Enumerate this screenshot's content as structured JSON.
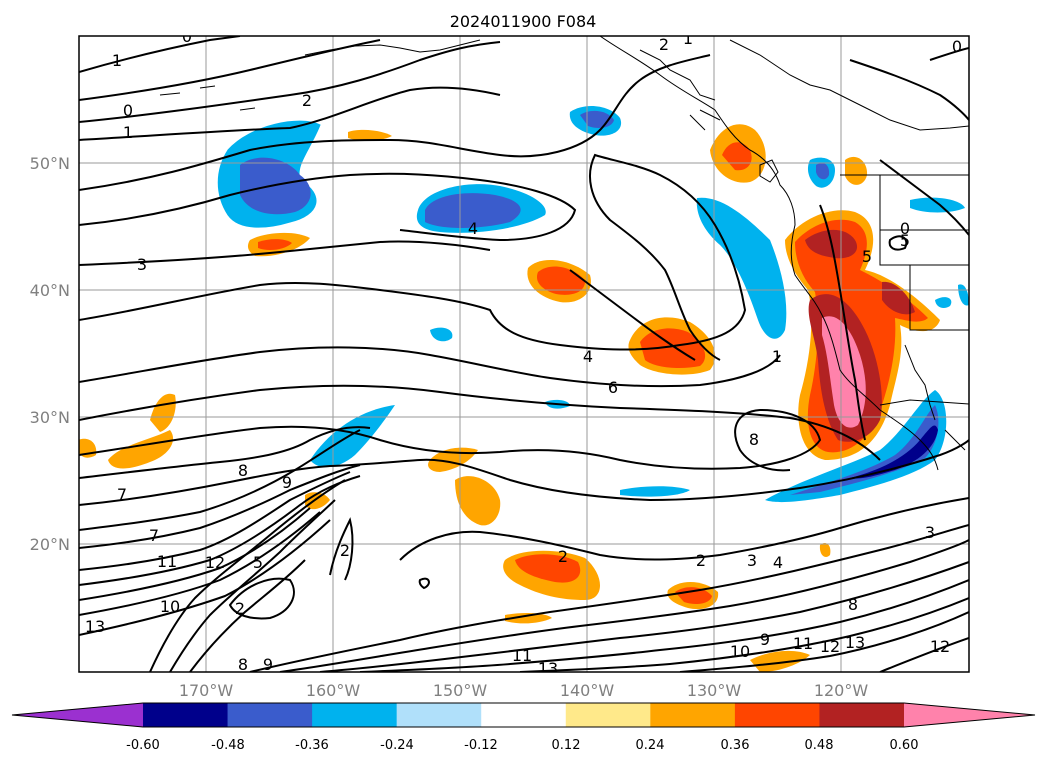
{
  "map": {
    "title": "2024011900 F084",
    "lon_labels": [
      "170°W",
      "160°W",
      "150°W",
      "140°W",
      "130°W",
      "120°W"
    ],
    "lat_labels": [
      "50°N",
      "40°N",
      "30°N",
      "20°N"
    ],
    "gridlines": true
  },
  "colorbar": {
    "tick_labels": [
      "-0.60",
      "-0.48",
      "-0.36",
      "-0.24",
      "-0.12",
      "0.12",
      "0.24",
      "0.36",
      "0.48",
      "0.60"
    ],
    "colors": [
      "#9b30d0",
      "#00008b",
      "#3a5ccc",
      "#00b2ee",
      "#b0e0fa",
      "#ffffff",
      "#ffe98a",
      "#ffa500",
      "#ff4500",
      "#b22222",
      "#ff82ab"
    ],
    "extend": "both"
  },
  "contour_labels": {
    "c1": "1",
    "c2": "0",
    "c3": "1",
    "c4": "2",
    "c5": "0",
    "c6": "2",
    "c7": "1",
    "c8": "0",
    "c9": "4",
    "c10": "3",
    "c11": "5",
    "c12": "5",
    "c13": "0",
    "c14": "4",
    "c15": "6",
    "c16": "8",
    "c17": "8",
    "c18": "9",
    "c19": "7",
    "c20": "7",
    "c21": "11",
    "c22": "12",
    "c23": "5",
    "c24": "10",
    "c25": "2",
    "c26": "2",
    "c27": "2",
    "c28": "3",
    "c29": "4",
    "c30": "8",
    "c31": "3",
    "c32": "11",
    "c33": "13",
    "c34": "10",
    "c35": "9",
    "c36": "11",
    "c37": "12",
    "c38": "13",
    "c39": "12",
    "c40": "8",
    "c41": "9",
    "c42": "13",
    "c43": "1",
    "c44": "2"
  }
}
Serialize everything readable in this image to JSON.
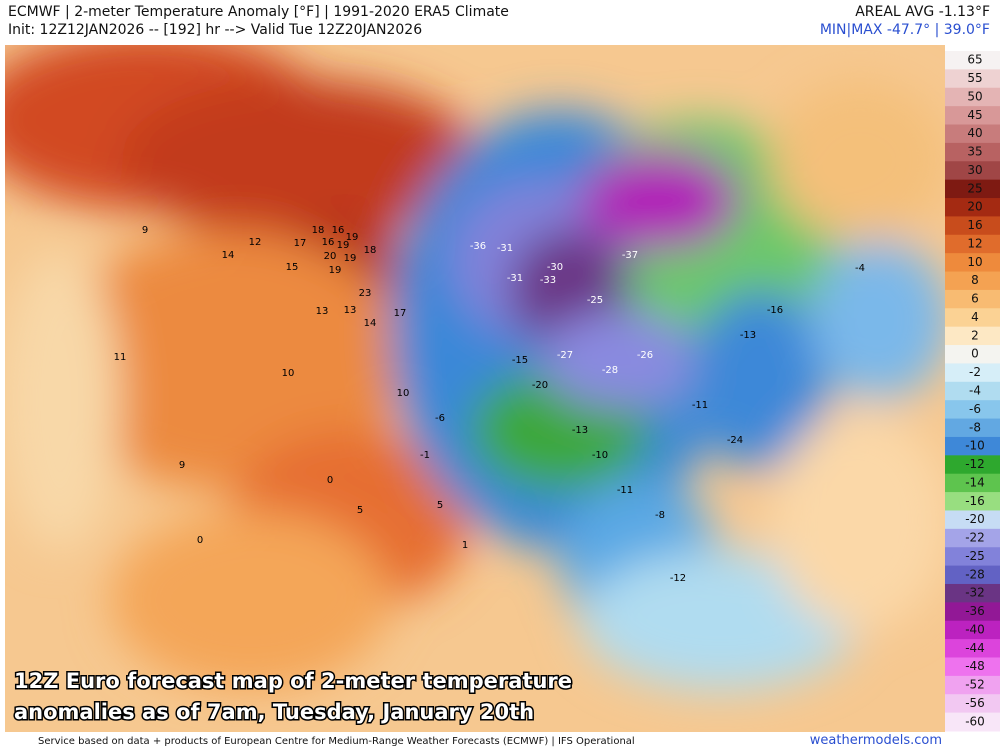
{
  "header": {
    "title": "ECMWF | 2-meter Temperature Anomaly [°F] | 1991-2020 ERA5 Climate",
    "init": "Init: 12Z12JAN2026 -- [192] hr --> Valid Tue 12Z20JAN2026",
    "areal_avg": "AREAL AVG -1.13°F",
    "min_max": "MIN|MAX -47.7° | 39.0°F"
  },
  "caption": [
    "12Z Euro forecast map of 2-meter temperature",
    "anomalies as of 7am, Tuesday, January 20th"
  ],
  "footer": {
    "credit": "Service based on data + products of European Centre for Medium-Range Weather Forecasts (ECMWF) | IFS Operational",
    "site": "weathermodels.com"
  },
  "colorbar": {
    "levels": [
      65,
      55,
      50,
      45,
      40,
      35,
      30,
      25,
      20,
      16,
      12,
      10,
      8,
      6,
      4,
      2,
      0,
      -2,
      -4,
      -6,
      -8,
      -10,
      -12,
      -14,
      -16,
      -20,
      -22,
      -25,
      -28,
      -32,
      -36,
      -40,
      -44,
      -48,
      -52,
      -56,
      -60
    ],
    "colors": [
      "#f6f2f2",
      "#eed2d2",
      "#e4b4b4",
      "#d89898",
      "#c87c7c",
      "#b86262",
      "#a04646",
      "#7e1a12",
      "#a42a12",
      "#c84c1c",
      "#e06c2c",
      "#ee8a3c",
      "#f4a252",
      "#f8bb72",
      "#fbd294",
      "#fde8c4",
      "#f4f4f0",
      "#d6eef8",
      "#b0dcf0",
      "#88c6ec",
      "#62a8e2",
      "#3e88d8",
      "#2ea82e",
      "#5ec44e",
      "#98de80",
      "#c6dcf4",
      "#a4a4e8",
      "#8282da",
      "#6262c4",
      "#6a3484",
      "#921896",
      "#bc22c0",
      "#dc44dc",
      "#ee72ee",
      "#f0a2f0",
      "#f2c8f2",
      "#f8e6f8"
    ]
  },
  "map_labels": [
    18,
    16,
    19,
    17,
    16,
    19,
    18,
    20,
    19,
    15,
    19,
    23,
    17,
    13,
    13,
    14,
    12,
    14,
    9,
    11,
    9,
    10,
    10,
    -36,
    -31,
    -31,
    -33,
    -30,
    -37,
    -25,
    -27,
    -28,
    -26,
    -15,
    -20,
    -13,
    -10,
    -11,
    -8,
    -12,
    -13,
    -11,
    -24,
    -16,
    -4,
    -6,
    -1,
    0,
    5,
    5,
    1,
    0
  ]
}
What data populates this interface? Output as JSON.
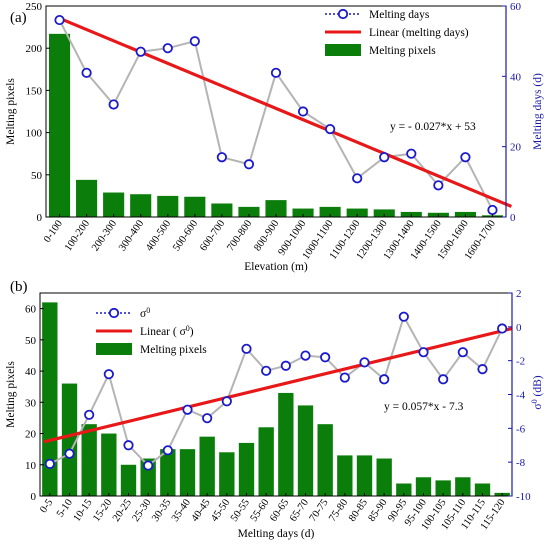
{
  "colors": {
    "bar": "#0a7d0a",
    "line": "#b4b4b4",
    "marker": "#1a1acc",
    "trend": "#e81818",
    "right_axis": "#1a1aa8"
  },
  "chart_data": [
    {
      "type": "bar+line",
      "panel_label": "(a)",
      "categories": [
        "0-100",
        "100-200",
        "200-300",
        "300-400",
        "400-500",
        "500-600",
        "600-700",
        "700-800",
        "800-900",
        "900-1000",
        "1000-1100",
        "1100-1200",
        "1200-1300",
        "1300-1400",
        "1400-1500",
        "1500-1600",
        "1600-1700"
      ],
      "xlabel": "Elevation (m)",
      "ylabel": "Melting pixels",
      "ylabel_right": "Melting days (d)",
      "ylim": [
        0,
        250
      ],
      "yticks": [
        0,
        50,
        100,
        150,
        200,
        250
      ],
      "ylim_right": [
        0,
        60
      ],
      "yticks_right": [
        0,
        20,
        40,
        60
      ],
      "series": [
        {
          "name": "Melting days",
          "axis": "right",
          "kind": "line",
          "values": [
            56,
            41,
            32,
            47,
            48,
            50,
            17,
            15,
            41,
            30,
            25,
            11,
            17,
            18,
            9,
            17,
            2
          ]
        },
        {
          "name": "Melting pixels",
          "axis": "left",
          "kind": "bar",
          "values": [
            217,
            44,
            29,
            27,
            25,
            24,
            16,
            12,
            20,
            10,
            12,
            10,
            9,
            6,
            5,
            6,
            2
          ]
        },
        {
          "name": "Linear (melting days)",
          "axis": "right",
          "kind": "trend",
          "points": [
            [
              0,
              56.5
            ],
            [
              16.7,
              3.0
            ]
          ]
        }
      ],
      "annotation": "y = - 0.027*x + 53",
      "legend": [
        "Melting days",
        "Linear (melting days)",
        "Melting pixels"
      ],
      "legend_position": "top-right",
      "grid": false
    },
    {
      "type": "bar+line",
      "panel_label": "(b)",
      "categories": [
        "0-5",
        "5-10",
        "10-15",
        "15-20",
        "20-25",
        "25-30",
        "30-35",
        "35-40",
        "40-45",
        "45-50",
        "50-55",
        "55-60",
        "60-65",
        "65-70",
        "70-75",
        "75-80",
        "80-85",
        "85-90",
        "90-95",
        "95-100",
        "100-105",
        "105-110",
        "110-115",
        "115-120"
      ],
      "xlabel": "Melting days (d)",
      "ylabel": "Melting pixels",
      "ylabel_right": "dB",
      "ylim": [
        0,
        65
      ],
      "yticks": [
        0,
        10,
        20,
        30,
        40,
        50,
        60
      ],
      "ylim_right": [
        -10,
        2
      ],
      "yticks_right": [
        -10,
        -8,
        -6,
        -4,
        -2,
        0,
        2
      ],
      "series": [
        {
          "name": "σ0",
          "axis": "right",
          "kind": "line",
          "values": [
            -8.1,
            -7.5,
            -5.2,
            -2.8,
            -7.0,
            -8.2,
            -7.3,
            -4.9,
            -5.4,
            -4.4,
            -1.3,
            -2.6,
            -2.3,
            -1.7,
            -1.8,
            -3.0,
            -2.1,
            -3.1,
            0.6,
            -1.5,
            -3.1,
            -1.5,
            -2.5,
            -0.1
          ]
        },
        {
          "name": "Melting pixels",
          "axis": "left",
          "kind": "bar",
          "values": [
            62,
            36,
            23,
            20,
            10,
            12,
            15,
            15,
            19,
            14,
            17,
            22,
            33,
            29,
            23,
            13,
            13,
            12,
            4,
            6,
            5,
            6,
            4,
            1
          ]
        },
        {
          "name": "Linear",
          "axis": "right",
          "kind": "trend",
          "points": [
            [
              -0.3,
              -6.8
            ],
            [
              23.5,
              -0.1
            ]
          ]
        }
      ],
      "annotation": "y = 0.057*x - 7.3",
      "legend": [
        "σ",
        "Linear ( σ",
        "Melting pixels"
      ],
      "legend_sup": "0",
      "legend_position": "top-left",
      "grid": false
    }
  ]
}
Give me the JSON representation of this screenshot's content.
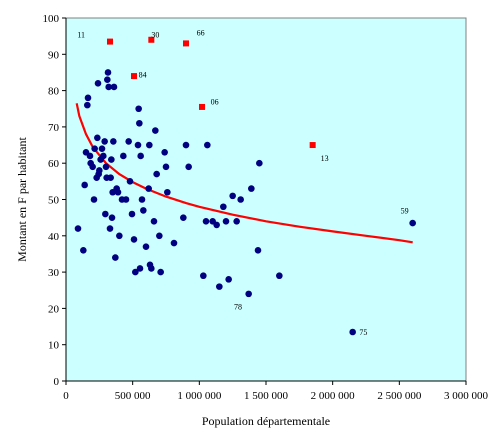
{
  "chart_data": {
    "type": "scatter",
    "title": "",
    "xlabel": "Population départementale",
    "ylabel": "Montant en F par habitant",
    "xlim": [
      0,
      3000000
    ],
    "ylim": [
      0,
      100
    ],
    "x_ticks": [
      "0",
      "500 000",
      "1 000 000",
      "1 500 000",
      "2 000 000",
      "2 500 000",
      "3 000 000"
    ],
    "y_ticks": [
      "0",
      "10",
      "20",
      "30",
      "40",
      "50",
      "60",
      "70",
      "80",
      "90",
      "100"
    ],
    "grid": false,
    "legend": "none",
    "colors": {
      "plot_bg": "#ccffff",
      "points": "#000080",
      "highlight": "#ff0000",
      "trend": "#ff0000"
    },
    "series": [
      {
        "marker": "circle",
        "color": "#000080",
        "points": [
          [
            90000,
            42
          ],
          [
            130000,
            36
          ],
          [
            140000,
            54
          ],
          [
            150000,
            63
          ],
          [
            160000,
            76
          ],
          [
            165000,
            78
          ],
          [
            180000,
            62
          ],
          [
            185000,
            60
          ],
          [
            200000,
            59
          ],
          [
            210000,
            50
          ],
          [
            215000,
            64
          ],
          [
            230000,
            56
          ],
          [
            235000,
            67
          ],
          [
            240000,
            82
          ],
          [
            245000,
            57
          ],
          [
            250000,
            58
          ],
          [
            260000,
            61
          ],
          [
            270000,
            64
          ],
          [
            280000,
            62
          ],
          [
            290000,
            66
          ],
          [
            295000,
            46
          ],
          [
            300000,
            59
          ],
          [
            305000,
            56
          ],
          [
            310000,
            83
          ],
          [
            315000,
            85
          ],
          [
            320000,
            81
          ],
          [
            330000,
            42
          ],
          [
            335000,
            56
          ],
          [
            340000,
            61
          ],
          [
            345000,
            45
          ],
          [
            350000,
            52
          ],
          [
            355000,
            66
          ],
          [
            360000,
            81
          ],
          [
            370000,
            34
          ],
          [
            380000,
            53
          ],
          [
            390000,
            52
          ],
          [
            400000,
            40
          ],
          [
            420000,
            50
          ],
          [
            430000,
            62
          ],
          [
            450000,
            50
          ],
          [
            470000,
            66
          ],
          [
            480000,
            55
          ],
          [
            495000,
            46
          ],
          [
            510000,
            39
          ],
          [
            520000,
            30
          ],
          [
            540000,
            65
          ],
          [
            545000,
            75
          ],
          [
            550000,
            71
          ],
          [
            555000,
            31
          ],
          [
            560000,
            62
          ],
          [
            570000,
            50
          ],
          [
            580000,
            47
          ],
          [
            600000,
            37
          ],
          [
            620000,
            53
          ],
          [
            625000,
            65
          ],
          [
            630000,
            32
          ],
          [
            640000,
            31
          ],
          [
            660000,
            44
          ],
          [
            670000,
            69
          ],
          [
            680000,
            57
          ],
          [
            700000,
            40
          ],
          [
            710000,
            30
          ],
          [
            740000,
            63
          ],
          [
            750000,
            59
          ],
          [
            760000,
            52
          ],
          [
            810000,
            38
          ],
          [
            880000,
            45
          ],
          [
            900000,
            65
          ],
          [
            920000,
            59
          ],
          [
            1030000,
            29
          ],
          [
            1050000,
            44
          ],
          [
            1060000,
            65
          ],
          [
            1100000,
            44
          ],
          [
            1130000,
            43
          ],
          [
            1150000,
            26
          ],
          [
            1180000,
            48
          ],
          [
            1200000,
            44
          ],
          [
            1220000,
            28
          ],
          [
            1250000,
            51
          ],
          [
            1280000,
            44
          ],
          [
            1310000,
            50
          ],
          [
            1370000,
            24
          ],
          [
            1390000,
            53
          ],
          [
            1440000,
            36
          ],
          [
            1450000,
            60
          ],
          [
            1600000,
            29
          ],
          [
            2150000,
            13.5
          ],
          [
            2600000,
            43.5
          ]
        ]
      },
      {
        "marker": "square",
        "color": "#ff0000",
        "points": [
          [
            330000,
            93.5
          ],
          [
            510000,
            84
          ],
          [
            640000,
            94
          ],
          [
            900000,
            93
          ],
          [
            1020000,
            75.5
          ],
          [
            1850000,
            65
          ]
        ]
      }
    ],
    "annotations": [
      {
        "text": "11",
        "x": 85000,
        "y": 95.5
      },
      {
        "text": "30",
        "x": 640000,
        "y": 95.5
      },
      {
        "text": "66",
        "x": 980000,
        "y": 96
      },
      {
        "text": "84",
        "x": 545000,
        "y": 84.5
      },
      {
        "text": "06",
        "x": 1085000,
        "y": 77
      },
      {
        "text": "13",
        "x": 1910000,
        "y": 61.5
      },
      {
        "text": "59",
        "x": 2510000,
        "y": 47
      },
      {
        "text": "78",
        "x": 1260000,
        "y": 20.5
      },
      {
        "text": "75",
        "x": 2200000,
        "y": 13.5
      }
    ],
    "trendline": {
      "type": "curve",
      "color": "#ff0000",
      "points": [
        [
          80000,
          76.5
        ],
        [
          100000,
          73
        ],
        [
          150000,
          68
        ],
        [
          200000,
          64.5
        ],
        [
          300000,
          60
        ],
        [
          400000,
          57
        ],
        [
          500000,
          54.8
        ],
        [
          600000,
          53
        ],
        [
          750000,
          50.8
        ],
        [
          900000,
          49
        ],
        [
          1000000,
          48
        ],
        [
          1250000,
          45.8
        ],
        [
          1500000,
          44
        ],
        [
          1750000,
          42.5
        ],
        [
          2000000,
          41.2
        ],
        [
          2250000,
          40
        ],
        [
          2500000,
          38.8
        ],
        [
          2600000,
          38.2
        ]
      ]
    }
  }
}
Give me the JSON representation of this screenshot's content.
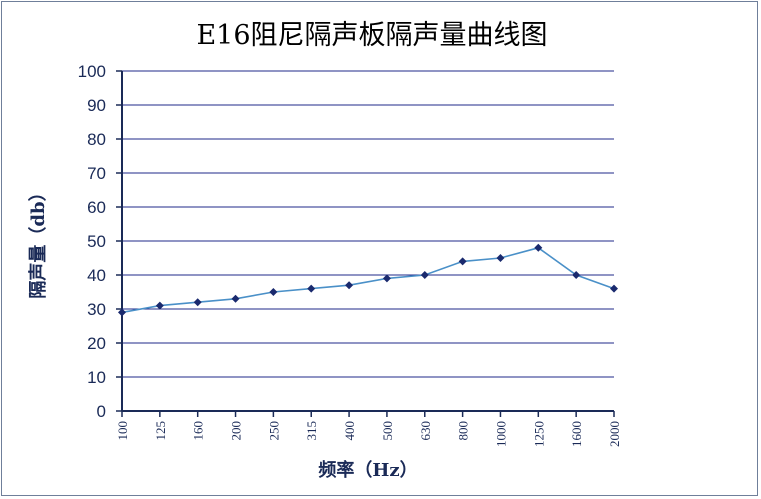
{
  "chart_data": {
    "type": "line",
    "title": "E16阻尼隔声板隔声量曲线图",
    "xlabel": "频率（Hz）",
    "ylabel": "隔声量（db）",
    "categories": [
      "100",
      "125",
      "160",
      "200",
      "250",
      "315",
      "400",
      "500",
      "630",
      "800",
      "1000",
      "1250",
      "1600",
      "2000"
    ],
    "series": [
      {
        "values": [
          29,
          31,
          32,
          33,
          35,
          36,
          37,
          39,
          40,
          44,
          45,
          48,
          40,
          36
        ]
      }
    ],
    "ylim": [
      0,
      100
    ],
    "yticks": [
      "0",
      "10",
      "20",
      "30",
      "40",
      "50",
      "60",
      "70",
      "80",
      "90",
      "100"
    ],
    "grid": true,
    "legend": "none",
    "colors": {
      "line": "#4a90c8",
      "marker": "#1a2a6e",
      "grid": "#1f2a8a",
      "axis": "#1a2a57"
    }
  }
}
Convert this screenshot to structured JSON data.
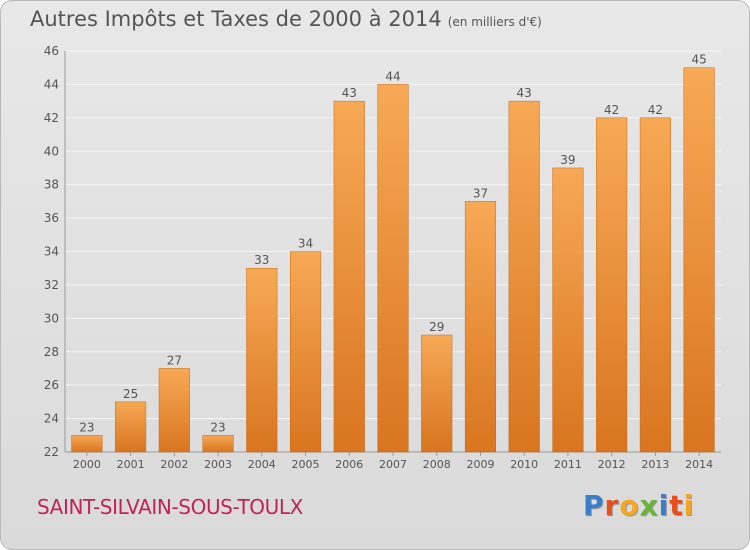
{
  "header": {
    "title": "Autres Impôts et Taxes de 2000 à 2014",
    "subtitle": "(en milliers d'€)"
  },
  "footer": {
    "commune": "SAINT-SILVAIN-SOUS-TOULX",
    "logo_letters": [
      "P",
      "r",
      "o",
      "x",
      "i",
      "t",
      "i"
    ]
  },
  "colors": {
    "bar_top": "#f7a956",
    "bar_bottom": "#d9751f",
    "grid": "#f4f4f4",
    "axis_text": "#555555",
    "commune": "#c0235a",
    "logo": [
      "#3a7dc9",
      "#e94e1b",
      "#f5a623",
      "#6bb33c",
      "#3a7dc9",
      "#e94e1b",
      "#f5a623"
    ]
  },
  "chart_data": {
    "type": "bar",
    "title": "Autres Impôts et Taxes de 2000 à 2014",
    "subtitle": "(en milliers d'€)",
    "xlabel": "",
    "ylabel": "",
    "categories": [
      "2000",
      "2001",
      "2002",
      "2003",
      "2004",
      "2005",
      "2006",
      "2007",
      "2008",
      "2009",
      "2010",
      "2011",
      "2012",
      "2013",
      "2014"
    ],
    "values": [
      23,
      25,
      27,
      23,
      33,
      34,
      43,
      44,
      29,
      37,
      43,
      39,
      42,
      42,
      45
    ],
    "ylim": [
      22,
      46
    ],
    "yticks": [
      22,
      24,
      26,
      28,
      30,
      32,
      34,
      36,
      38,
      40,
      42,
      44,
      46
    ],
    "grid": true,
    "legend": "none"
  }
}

EXERCISE BRIEF
Pick out each line that holds the string "ECMWF".

EXPECTED OUTPUT
    "title": "ECMWF | 2-meter Temperature Anomaly [°F] | 1991-2020 ERA5 Climate",
    "credit": "Service based on data + products of European Centre for Medium-Range Weather Forecasts (ECMWF) | IFS Operational",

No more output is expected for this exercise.